__What the task asks__.
Each record has to be returned exactly as it appears.

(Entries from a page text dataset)
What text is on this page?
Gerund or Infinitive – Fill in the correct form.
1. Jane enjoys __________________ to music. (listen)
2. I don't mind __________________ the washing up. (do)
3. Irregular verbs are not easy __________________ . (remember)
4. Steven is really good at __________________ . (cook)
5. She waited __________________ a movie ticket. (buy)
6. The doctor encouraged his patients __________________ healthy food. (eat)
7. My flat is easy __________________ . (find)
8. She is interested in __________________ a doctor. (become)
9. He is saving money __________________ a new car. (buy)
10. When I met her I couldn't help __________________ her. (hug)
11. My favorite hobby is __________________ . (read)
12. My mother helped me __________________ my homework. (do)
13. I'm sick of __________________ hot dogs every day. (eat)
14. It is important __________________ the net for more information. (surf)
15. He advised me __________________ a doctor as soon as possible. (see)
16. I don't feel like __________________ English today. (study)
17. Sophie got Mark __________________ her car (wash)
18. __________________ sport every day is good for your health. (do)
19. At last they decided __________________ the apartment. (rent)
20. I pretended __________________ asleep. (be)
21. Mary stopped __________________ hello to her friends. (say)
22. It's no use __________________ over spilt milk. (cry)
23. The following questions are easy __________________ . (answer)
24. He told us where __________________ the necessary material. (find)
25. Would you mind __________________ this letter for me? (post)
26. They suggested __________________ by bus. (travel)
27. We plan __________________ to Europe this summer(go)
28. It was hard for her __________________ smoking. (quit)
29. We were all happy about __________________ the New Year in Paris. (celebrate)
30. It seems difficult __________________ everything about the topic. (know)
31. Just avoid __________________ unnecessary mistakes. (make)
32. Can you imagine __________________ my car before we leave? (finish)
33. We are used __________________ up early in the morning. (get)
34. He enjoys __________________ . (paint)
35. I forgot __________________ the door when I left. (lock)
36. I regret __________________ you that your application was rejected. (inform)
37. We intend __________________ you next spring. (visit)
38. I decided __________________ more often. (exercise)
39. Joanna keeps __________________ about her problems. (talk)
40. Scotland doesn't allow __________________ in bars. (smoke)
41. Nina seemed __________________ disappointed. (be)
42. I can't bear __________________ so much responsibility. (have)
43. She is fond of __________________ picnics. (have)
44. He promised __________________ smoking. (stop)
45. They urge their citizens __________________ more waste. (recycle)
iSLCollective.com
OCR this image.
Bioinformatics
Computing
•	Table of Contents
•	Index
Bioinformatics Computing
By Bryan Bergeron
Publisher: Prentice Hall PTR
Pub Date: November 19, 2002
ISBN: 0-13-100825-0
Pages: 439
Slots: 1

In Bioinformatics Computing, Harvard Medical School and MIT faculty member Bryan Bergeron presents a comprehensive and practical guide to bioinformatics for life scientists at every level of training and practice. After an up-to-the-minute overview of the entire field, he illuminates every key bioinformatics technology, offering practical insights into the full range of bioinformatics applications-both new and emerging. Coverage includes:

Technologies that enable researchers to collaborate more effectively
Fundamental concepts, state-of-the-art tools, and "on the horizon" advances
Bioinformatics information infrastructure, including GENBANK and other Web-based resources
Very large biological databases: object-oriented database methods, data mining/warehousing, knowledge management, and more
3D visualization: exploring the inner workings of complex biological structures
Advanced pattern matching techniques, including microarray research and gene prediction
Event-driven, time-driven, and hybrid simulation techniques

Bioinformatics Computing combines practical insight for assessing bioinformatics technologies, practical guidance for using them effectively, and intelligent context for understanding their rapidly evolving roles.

__Exercise answer__.
What text is on this page?
Gerund or Infinitive – Fill in the correct form.
1. Jane enjoys __________________ to music. (listen)
2. I don't mind __________________ the washing up. (do)
3. Irregular verbs are not easy __________________ . (remember)
4. Steven is really good at __________________ . (cook)
5. She waited __________________ a movie ticket. (buy)
6. The doctor encouraged his patients __________________ healthy food. (eat)
7. My flat is easy __________________ . (find)
8. She is interested in __________________ a doctor. (become)
9. He is saving money __________________ a new car. (buy)
10. When I met her I couldn't help __________________ her. (hug)
11. My favorite hobby is __________________ . (read)
12. My mother helped me __________________ my homework. (do)
13. I'm sick of __________________ hot dogs every day. (eat)
14. It is important __________________ the net for more information. (surf)
15. He advised me __________________ a doctor as soon as possible. (see)
16. I don't feel like __________________ English today. (study)
17. Sophie got Mark __________________ her car (wash)
18. __________________ sport every day is good for your health. (do)
19. At last they decided __________________ the apartment. (rent)
20. I pretended __________________ asleep. (be)
21. Mary stopped __________________ hello to her friends. (say)
22. It's no use __________________ over spilt milk. (cry)
23. The following questions are easy __________________ . (answer)
24. He told us where __________________ the necessary material. (find)
25. Would you mind __________________ this letter for me? (post)
26. They suggested __________________ by bus. (travel)
27. We plan __________________ to Europe this summer(go)
28. It was hard for her __________________ smoking. (quit)
29. We were all happy about __________________ the New Year in Paris. (celebrate)
30. It seems difficult __________________ everything about the topic. (know)
31. Just avoid __________________ unnecessary mistakes. (make)
32. Can you imagine __________________ my car before we leave? (finish)
33. We are used __________________ up early in the morning. (get)
34. He enjoys __________________ . (paint)
35. I forgot __________________ the door when I left. (lock)
36. I regret __________________ you that your application was rejected. (inform)
37. We intend __________________ you next spring. (visit)
38. I decided __________________ more often. (exercise)
39. Joanna keeps __________________ about her problems. (talk)
40. Scotland doesn't allow __________________ in bars. (smoke)
41. Nina seemed __________________ disappointed. (be)
42. I can't bear __________________ so much responsibility. (have)
43. She is fond of __________________ picnics. (have)
44. He promised __________________ smoking. (stop)
45. They urge their citizens __________________ more waste. (recycle)
iSLCollective.com
OCR this image.
Bioinformatics
Computing
•	Table of Contents
•	Index
Bioinformatics Computing
By Bryan Bergeron
Publisher: Prentice Hall PTR
Pub Date: November 19, 2002
ISBN: 0-13-100825-0
Pages: 439
Slots: 1

In Bioinformatics Computing, Harvard Medical School and MIT faculty member Bryan Bergeron presents a comprehensive and practical guide to bioinformatics for life scientists at every level of training and practice. After an up-to-the-minute overview of the entire field, he illuminates every key bioinformatics technology, offering practical insights into the full range of bioinformatics applications-both new and emerging. Coverage includes:

Technologies that enable researchers to collaborate more effectively
Fundamental concepts, state-of-the-art tools, and "on the horizon" advances
Bioinformatics information infrastructure, including GENBANK and other Web-based resources
Very large biological databases: object-oriented database methods, data mining/warehousing, knowledge management, and more
3D visualization: exploring the inner workings of complex biological structures
Advanced pattern matching techniques, including microarray research and gene prediction
Event-driven, time-driven, and hybrid simulation techniques

Bioinformatics Computing combines practical insight for assessing bioinformatics technologies, practical guidance for using them effectively, and intelligent context for understanding their rapidly evolving roles.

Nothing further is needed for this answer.